WHAT THE EXERCISE ASKS
The data below is to be returned in full and exactly.

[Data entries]
------------------------------------------------------------------------

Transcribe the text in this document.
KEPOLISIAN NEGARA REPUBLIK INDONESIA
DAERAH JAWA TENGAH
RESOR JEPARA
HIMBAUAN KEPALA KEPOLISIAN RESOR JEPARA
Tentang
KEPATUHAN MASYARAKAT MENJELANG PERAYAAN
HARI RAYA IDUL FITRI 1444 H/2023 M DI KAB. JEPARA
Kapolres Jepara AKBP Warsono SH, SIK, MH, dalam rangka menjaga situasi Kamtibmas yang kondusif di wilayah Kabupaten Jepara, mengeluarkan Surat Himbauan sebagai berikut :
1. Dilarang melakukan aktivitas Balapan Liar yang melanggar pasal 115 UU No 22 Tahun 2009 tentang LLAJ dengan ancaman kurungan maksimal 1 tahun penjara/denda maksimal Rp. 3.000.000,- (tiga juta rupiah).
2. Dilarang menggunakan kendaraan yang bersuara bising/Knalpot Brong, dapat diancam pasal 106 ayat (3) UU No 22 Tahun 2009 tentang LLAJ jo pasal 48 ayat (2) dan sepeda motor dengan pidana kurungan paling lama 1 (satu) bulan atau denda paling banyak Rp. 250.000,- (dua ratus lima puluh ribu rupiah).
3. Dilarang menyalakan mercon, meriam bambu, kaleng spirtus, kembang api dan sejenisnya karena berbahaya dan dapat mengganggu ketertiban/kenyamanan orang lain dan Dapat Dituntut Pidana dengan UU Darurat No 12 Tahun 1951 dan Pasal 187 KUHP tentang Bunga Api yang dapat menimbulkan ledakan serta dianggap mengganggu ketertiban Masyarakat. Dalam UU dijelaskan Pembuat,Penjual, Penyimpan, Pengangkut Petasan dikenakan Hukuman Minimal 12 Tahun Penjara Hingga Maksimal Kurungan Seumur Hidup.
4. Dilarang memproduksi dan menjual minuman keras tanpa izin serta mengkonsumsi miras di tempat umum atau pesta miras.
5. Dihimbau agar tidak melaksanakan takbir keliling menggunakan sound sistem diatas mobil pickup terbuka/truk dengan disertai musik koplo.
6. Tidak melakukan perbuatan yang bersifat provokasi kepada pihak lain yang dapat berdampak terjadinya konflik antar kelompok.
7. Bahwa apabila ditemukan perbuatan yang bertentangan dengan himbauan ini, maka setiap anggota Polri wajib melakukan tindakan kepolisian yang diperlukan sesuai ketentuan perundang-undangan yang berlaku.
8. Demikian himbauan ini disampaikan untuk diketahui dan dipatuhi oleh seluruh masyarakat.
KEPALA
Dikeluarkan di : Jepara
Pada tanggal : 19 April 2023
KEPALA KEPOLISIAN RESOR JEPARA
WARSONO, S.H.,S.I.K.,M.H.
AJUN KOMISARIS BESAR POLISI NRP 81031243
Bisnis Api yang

------------------------------------------------------------------------

FINAL ANSWER
Transcribe the text in this document.
KEPOLISIAN NEGARA REPUBLIK INDONESIA
DAERAH JAWA TENGAH
RESOR JEPARA
HIMBAUAN KEPALA KEPOLISIAN RESOR JEPARA
Tentang
KEPATUHAN MASYARAKAT MENJELANG PERAYAAN
HARI RAYA IDUL FITRI 1444 H/2023 M DI KAB. JEPARA
Kapolres Jepara AKBP Warsono SH, SIK, MH, dalam rangka menjaga situasi Kamtibmas yang kondusif di wilayah Kabupaten Jepara, mengeluarkan Surat Himbauan sebagai berikut :
1. Dilarang melakukan aktivitas Balapan Liar yang melanggar pasal 115 UU No 22 Tahun 2009 tentang LLAJ dengan ancaman kurungan maksimal 1 tahun penjara/denda maksimal Rp. 3.000.000,- (tiga juta rupiah).
2. Dilarang menggunakan kendaraan yang bersuara bising/Knalpot Brong, dapat diancam pasal 106 ayat (3) UU No 22 Tahun 2009 tentang LLAJ jo pasal 48 ayat (2) dan sepeda motor dengan pidana kurungan paling lama 1 (satu) bulan atau denda paling banyak Rp. 250.000,- (dua ratus lima puluh ribu rupiah).
3. Dilarang menyalakan mercon, meriam bambu, kaleng spirtus, kembang api dan sejenisnya karena berbahaya dan dapat mengganggu ketertiban/kenyamanan orang lain dan Dapat Dituntut Pidana dengan UU Darurat No 12 Tahun 1951 dan Pasal 187 KUHP tentang Bunga Api yang dapat menimbulkan ledakan serta dianggap mengganggu ketertiban Masyarakat. Dalam UU dijelaskan Pembuat,Penjual, Penyimpan, Pengangkut Petasan dikenakan Hukuman Minimal 12 Tahun Penjara Hingga Maksimal Kurungan Seumur Hidup.
4. Dilarang memproduksi dan menjual minuman keras tanpa izin serta mengkonsumsi miras di tempat umum atau pesta miras.
5. Dihimbau agar tidak melaksanakan takbir keliling menggunakan sound sistem diatas mobil pickup terbuka/truk dengan disertai musik koplo.
6. Tidak melakukan perbuatan yang bersifat provokasi kepada pihak lain yang dapat berdampak terjadinya konflik antar kelompok.
7. Bahwa apabila ditemukan perbuatan yang bertentangan dengan himbauan ini, maka setiap anggota Polri wajib melakukan tindakan kepolisian yang diperlukan sesuai ketentuan perundang-undangan yang berlaku.
8. Demikian himbauan ini disampaikan untuk diketahui dan dipatuhi oleh seluruh masyarakat.
KEPALA
Dikeluarkan di : Jepara
Pada tanggal : 19 April 2023
KEPALA KEPOLISIAN RESOR JEPARA
WARSONO, S.H.,S.I.K.,M.H.
AJUN KOMISARIS BESAR POLISI NRP 81031243
Bisnis Api yang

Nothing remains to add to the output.